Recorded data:
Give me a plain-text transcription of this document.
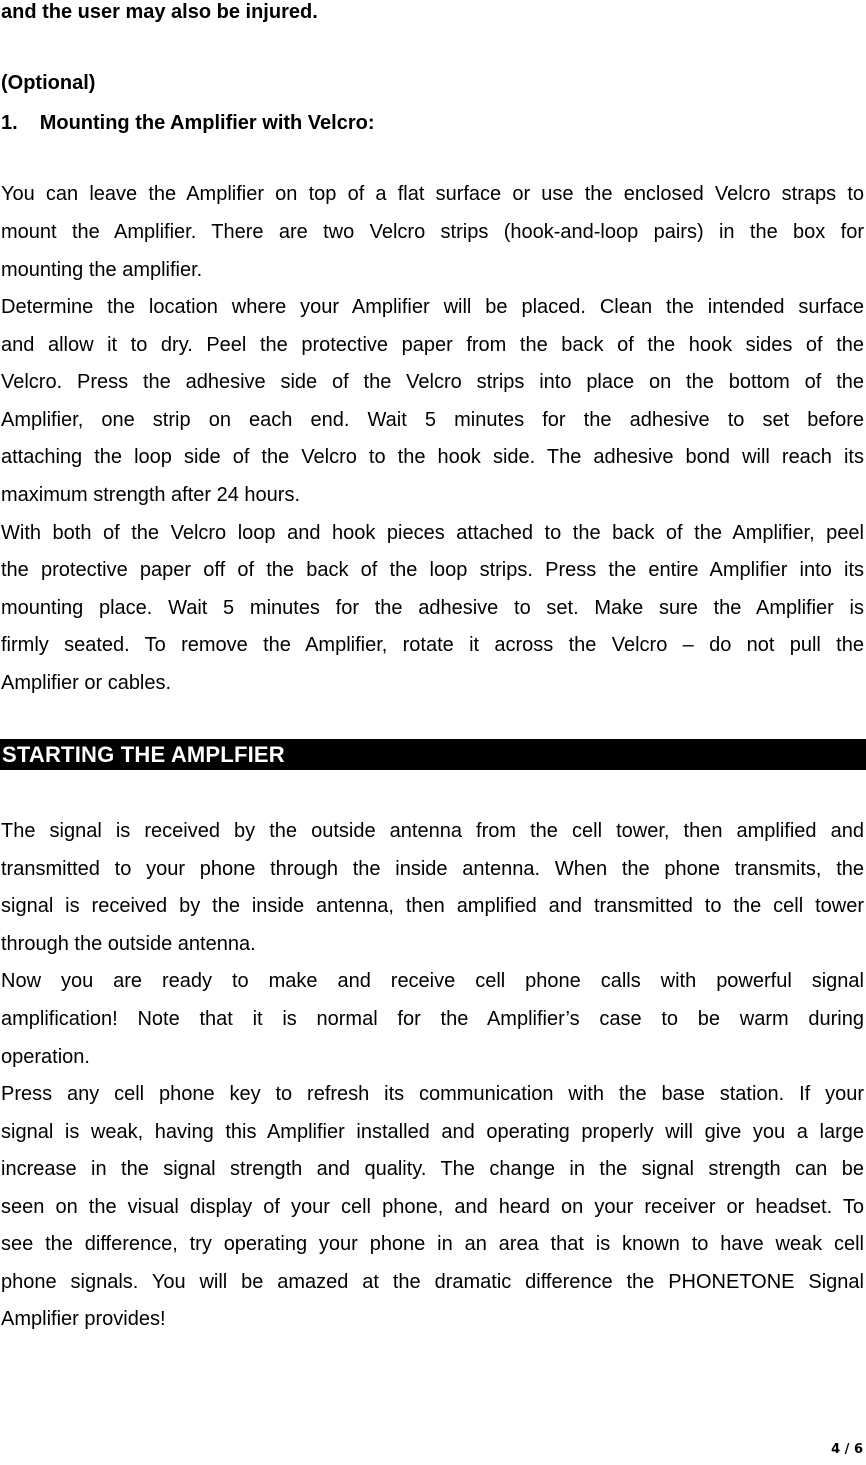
and the user may also be injured.
(Optional)
1. Mounting the Amplifier with Velcro:
You can leave the Amplifier on top of a flat surface or use the enclosed Velcro straps to
mount the Amplifier. There are two Velcro strips (hook-and-loop pairs) in the box for
mounting the amplifier.
Determine the location where your Amplifier will be placed. Clean the intended surface
and allow it to dry. Peel the protective paper from the back of the hook sides of the
Velcro. Press the adhesive side of the Velcro strips into place on the bottom of the
Amplifier, one strip on each end. Wait 5 minutes for the adhesive to set before
attaching the loop side of the Velcro to the hook side. The adhesive bond will reach its
maximum strength after 24 hours.
With both of the Velcro loop and hook pieces attached to the back of the Amplifier, peel
the protective paper off of the back of the loop strips. Press the entire Amplifier into its
mounting place. Wait 5 minutes for the adhesive to set. Make sure the Amplifier is
firmly seated. To remove the Amplifier, rotate it across the Velcro – do not pull the
Amplifier or cables.
STARTING THE AMPLFIER
The signal is received by the outside antenna from the cell tower, then amplified and
transmitted to your phone through the inside antenna. When the phone transmits, the
signal is received by the inside antenna, then amplified and transmitted to the cell tower
through the outside antenna.
Now you are ready to make and receive cell phone calls with powerful signal
amplification! Note that it is normal for the Amplifier’s case to be warm during
operation.
Press any cell phone key to refresh its communication with the base station. If your
signal is weak, having this Amplifier installed and operating properly will give you a large
increase in the signal strength and quality. The change in the signal strength can be
seen on the visual display of your cell phone, and heard on your receiver or headset. To
see the difference, try operating your phone in an area that is known to have weak cell
phone signals. You will be amazed at the dramatic difference the PHONETONE Signal
Amplifier provides!
4 / 6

### Work to be completed
Output the entries above exactly. Drop the pictures.

### Answer to the problem
Give me a plain-text transcription of this document.
and the user may also be injured.
(Optional)
1. Mounting the Amplifier with Velcro:
You can leave the Amplifier on top of a flat surface or use the enclosed Velcro straps to
mount the Amplifier. There are two Velcro strips (hook-and-loop pairs) in the box for
mounting the amplifier.
Determine the location where your Amplifier will be placed. Clean the intended surface
and allow it to dry. Peel the protective paper from the back of the hook sides of the
Velcro. Press the adhesive side of the Velcro strips into place on the bottom of the
Amplifier, one strip on each end. Wait 5 minutes for the adhesive to set before
attaching the loop side of the Velcro to the hook side. The adhesive bond will reach its
maximum strength after 24 hours.
With both of the Velcro loop and hook pieces attached to the back of the Amplifier, peel
the protective paper off of the back of the loop strips. Press the entire Amplifier into its
mounting place. Wait 5 minutes for the adhesive to set. Make sure the Amplifier is
firmly seated. To remove the Amplifier, rotate it across the Velcro – do not pull the
Amplifier or cables.
STARTING THE AMPLFIER
The signal is received by the outside antenna from the cell tower, then amplified and
transmitted to your phone through the inside antenna. When the phone transmits, the
signal is received by the inside antenna, then amplified and transmitted to the cell tower
through the outside antenna.
Now you are ready to make and receive cell phone calls with powerful signal
amplification! Note that it is normal for the Amplifier’s case to be warm during
operation.
Press any cell phone key to refresh its communication with the base station. If your
signal is weak, having this Amplifier installed and operating properly will give you a large
increase in the signal strength and quality. The change in the signal strength can be
seen on the visual display of your cell phone, and heard on your receiver or headset. To
see the difference, try operating your phone in an area that is known to have weak cell
phone signals. You will be amazed at the dramatic difference the PHONETONE Signal
Amplifier provides!
4 / 6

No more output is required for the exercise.